Records contained in a dataset —

------------------------------------------------------------------------

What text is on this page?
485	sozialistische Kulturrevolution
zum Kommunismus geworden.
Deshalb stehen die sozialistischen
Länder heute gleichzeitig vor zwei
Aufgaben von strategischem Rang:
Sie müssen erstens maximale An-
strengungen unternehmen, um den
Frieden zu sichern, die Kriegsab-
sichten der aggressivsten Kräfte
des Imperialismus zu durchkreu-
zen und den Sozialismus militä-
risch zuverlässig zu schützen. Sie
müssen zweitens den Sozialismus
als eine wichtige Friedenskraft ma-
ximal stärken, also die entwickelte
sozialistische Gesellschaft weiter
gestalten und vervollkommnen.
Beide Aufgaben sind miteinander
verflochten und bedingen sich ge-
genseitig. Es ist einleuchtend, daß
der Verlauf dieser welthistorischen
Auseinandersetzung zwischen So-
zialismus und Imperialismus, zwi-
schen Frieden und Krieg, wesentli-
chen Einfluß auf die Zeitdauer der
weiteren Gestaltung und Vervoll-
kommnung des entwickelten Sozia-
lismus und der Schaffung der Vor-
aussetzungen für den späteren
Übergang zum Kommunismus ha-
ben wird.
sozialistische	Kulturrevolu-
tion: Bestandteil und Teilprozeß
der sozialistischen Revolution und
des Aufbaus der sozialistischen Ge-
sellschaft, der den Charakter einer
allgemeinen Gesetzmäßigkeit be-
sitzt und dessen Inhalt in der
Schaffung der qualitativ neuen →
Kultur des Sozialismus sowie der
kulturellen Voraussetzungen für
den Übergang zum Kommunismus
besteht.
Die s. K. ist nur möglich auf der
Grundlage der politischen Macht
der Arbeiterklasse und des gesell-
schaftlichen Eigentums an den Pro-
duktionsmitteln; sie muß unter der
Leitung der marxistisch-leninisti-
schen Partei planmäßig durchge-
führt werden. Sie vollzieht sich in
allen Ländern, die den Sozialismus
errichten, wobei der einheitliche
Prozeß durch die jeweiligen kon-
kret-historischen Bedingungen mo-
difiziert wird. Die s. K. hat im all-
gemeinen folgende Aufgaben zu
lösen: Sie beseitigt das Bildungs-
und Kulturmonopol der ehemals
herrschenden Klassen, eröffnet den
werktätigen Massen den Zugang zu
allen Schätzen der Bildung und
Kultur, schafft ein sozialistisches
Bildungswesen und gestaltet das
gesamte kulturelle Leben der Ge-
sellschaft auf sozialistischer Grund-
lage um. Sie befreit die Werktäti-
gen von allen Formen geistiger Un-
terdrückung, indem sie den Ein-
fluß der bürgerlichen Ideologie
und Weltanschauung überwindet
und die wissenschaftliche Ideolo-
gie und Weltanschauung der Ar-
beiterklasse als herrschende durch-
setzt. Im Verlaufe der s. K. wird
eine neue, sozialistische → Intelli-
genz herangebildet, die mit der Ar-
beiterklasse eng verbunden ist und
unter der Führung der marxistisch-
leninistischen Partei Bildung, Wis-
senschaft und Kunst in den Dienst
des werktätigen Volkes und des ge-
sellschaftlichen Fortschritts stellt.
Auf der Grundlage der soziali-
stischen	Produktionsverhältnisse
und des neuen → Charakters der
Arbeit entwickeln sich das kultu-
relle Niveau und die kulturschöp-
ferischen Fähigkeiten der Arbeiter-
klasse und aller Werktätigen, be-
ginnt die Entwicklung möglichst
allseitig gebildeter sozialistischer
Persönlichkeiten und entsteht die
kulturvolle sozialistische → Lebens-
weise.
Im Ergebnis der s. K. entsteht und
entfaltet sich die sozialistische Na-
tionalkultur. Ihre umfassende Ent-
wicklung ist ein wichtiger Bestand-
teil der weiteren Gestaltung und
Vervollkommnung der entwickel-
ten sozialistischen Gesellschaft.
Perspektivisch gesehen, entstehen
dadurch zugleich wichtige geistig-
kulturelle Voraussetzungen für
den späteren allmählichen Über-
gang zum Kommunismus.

------------------------------------------------------------------------

Restate each entry exactly, skipping none.

What text is on this page?
485	sozialistische Kulturrevolution
zum Kommunismus geworden.
Deshalb stehen die sozialistischen
Länder heute gleichzeitig vor zwei
Aufgaben von strategischem Rang:
Sie müssen erstens maximale An-
strengungen unternehmen, um den
Frieden zu sichern, die Kriegsab-
sichten der aggressivsten Kräfte
des Imperialismus zu durchkreu-
zen und den Sozialismus militä-
risch zuverlässig zu schützen. Sie
müssen zweitens den Sozialismus
als eine wichtige Friedenskraft ma-
ximal stärken, also die entwickelte
sozialistische Gesellschaft weiter
gestalten und vervollkommnen.
Beide Aufgaben sind miteinander
verflochten und bedingen sich ge-
genseitig. Es ist einleuchtend, daß
der Verlauf dieser welthistorischen
Auseinandersetzung zwischen So-
zialismus und Imperialismus, zwi-
schen Frieden und Krieg, wesentli-
chen Einfluß auf die Zeitdauer der
weiteren Gestaltung und Vervoll-
kommnung des entwickelten Sozia-
lismus und der Schaffung der Vor-
aussetzungen für den späteren
Übergang zum Kommunismus ha-
ben wird.
sozialistische	Kulturrevolu-
tion: Bestandteil und Teilprozeß
der sozialistischen Revolution und
des Aufbaus der sozialistischen Ge-
sellschaft, der den Charakter einer
allgemeinen Gesetzmäßigkeit be-
sitzt und dessen Inhalt in der
Schaffung der qualitativ neuen →
Kultur des Sozialismus sowie der
kulturellen Voraussetzungen für
den Übergang zum Kommunismus
besteht.
Die s. K. ist nur möglich auf der
Grundlage der politischen Macht
der Arbeiterklasse und des gesell-
schaftlichen Eigentums an den Pro-
duktionsmitteln; sie muß unter der
Leitung der marxistisch-leninisti-
schen Partei planmäßig durchge-
führt werden. Sie vollzieht sich in
allen Ländern, die den Sozialismus
errichten, wobei der einheitliche
Prozeß durch die jeweiligen kon-
kret-historischen Bedingungen mo-
difiziert wird. Die s. K. hat im all-
gemeinen folgende Aufgaben zu
lösen: Sie beseitigt das Bildungs-
und Kulturmonopol der ehemals
herrschenden Klassen, eröffnet den
werktätigen Massen den Zugang zu
allen Schätzen der Bildung und
Kultur, schafft ein sozialistisches
Bildungswesen und gestaltet das
gesamte kulturelle Leben der Ge-
sellschaft auf sozialistischer Grund-
lage um. Sie befreit die Werktäti-
gen von allen Formen geistiger Un-
terdrückung, indem sie den Ein-
fluß der bürgerlichen Ideologie
und Weltanschauung überwindet
und die wissenschaftliche Ideolo-
gie und Weltanschauung der Ar-
beiterklasse als herrschende durch-
setzt. Im Verlaufe der s. K. wird
eine neue, sozialistische → Intelli-
genz herangebildet, die mit der Ar-
beiterklasse eng verbunden ist und
unter der Führung der marxistisch-
leninistischen Partei Bildung, Wis-
senschaft und Kunst in den Dienst
des werktätigen Volkes und des ge-
sellschaftlichen Fortschritts stellt.
Auf der Grundlage der soziali-
stischen	Produktionsverhältnisse
und des neuen → Charakters der
Arbeit entwickeln sich das kultu-
relle Niveau und die kulturschöp-
ferischen Fähigkeiten der Arbeiter-
klasse und aller Werktätigen, be-
ginnt die Entwicklung möglichst
allseitig gebildeter sozialistischer
Persönlichkeiten und entsteht die
kulturvolle sozialistische → Lebens-
weise.
Im Ergebnis der s. K. entsteht und
entfaltet sich die sozialistische Na-
tionalkultur. Ihre umfassende Ent-
wicklung ist ein wichtiger Bestand-
teil der weiteren Gestaltung und
Vervollkommnung der entwickel-
ten sozialistischen Gesellschaft.
Perspektivisch gesehen, entstehen
dadurch zugleich wichtige geistig-
kulturelle Voraussetzungen für
den späteren allmählichen Über-
gang zum Kommunismus.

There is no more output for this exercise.